§ What to do
Make an exact copy of the entries below.

§ Rows
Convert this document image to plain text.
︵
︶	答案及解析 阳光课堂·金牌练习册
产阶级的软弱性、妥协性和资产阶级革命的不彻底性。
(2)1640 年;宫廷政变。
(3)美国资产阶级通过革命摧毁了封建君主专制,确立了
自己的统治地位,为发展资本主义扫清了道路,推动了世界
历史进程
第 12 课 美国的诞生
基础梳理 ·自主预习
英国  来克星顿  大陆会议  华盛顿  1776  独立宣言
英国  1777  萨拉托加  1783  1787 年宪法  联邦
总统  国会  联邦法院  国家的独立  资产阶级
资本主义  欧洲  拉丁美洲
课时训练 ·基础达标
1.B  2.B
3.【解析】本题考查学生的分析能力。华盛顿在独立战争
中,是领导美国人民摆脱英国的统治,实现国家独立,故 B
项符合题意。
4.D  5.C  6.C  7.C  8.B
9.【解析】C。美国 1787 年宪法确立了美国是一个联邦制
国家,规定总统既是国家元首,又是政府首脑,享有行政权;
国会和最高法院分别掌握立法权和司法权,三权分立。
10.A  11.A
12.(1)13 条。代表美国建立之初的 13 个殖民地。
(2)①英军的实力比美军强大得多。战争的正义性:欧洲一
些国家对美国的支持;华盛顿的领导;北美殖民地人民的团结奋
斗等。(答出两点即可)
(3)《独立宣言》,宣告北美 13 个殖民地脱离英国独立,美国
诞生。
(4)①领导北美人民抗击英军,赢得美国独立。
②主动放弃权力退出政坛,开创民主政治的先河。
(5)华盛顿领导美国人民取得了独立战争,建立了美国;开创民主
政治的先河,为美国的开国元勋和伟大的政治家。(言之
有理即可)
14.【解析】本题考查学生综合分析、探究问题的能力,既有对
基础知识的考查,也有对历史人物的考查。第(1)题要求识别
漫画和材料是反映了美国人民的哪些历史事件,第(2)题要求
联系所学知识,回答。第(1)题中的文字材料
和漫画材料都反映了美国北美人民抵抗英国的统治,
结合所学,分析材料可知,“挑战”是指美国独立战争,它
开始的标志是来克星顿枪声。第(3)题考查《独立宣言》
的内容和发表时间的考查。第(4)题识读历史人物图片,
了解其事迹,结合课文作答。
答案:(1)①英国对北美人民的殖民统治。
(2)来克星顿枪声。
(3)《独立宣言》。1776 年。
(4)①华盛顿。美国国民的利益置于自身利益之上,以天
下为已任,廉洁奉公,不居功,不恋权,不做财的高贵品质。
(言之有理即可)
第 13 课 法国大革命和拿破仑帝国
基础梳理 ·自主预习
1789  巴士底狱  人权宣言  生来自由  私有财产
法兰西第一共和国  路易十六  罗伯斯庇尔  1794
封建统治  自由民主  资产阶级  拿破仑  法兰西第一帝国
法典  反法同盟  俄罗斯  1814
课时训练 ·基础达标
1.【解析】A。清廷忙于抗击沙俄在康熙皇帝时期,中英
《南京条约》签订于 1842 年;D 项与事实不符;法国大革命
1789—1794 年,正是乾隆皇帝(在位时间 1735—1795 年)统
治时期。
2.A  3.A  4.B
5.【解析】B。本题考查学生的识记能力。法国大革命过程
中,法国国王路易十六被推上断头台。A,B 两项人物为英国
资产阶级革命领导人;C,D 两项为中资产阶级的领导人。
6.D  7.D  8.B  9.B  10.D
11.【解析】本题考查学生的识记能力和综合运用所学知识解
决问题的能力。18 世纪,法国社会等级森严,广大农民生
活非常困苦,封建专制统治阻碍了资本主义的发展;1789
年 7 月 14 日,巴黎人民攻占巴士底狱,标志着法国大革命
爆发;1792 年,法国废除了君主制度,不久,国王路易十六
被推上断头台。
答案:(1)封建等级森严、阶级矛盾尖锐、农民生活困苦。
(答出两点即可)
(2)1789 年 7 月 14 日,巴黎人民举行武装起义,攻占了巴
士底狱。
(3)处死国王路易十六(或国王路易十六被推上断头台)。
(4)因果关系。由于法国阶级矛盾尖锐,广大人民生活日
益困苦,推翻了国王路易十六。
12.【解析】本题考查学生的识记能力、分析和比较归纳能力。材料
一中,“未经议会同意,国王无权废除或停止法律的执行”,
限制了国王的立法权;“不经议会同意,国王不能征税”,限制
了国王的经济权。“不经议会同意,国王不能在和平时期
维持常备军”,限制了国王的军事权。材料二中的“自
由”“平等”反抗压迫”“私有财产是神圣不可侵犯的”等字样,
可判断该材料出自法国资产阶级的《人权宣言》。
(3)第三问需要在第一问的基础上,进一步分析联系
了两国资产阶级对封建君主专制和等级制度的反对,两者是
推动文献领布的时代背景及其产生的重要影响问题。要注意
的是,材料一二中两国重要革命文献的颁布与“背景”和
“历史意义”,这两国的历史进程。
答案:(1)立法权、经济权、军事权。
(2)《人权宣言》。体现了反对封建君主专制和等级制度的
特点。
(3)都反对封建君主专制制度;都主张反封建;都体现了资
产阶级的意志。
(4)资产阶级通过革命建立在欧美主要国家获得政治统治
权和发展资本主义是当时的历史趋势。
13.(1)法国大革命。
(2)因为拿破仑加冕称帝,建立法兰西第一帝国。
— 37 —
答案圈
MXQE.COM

§ Response to the exercise
Convert this document image to plain text.
︵
︶	答案及解析 阳光课堂·金牌练习册
产阶级的软弱性、妥协性和资产阶级革命的不彻底性。
(2)1640 年;宫廷政变。
(3)美国资产阶级通过革命摧毁了封建君主专制,确立了
自己的统治地位,为发展资本主义扫清了道路,推动了世界
历史进程
第 12 课 美国的诞生
基础梳理 ·自主预习
英国  来克星顿  大陆会议  华盛顿  1776  独立宣言
英国  1777  萨拉托加  1783  1787 年宪法  联邦
总统  国会  联邦法院  国家的独立  资产阶级
资本主义  欧洲  拉丁美洲
课时训练 ·基础达标
1.B  2.B
3.【解析】本题考查学生的分析能力。华盛顿在独立战争
中,是领导美国人民摆脱英国的统治,实现国家独立,故 B
项符合题意。
4.D  5.C  6.C  7.C  8.B
9.【解析】C。美国 1787 年宪法确立了美国是一个联邦制
国家,规定总统既是国家元首,又是政府首脑,享有行政权;
国会和最高法院分别掌握立法权和司法权,三权分立。
10.A  11.A
12.(1)13 条。代表美国建立之初的 13 个殖民地。
(2)①英军的实力比美军强大得多。战争的正义性:欧洲一
些国家对美国的支持;华盛顿的领导;北美殖民地人民的团结奋
斗等。(答出两点即可)
(3)《独立宣言》,宣告北美 13 个殖民地脱离英国独立,美国
诞生。
(4)①领导北美人民抗击英军,赢得美国独立。
②主动放弃权力退出政坛,开创民主政治的先河。
(5)华盛顿领导美国人民取得了独立战争,建立了美国;开创民主
政治的先河,为美国的开国元勋和伟大的政治家。(言之
有理即可)
14.【解析】本题考查学生综合分析、探究问题的能力,既有对
基础知识的考查,也有对历史人物的考查。第(1)题要求识别
漫画和材料是反映了美国人民的哪些历史事件,第(2)题要求
联系所学知识,回答。第(1)题中的文字材料
和漫画材料都反映了美国北美人民抵抗英国的统治,
结合所学,分析材料可知,“挑战”是指美国独立战争,它
开始的标志是来克星顿枪声。第(3)题考查《独立宣言》
的内容和发表时间的考查。第(4)题识读历史人物图片,
了解其事迹,结合课文作答。
答案:(1)①英国对北美人民的殖民统治。
(2)来克星顿枪声。
(3)《独立宣言》。1776 年。
(4)①华盛顿。美国国民的利益置于自身利益之上,以天
下为已任,廉洁奉公,不居功,不恋权,不做财的高贵品质。
(言之有理即可)
第 13 课 法国大革命和拿破仑帝国
基础梳理 ·自主预习
1789  巴士底狱  人权宣言  生来自由  私有财产
法兰西第一共和国  路易十六  罗伯斯庇尔  1794
封建统治  自由民主  资产阶级  拿破仑  法兰西第一帝国
法典  反法同盟  俄罗斯  1814
课时训练 ·基础达标
1.【解析】A。清廷忙于抗击沙俄在康熙皇帝时期,中英
《南京条约》签订于 1842 年;D 项与事实不符;法国大革命
1789—1794 年,正是乾隆皇帝(在位时间 1735—1795 年)统
治时期。
2.A  3.A  4.B
5.【解析】B。本题考查学生的识记能力。法国大革命过程
中,法国国王路易十六被推上断头台。A,B 两项人物为英国
资产阶级革命领导人;C,D 两项为中资产阶级的领导人。
6.D  7.D  8.B  9.B  10.D
11.【解析】本题考查学生的识记能力和综合运用所学知识解
决问题的能力。18 世纪,法国社会等级森严,广大农民生
活非常困苦,封建专制统治阻碍了资本主义的发展;1789
年 7 月 14 日,巴黎人民攻占巴士底狱,标志着法国大革命
爆发;1792 年,法国废除了君主制度,不久,国王路易十六
被推上断头台。
答案:(1)封建等级森严、阶级矛盾尖锐、农民生活困苦。
(答出两点即可)
(2)1789 年 7 月 14 日,巴黎人民举行武装起义,攻占了巴
士底狱。
(3)处死国王路易十六(或国王路易十六被推上断头台)。
(4)因果关系。由于法国阶级矛盾尖锐,广大人民生活日
益困苦,推翻了国王路易十六。
12.【解析】本题考查学生的识记能力、分析和比较归纳能力。材料
一中,“未经议会同意,国王无权废除或停止法律的执行”,
限制了国王的立法权;“不经议会同意,国王不能征税”,限制
了国王的经济权。“不经议会同意,国王不能在和平时期
维持常备军”,限制了国王的军事权。材料二中的“自
由”“平等”反抗压迫”“私有财产是神圣不可侵犯的”等字样,
可判断该材料出自法国资产阶级的《人权宣言》。
(3)第三问需要在第一问的基础上,进一步分析联系
了两国资产阶级对封建君主专制和等级制度的反对,两者是
推动文献领布的时代背景及其产生的重要影响问题。要注意
的是,材料一二中两国重要革命文献的颁布与“背景”和
“历史意义”,这两国的历史进程。
答案:(1)立法权、经济权、军事权。
(2)《人权宣言》。体现了反对封建君主专制和等级制度的
特点。
(3)都反对封建君主专制制度;都主张反封建;都体现了资
产阶级的意志。
(4)资产阶级通过革命建立在欧美主要国家获得政治统治
权和发展资本主义是当时的历史趋势。
13.(1)法国大革命。
(2)因为拿破仑加冕称帝,建立法兰西第一帝国。
— 37 —
答案圈
MXQE.COM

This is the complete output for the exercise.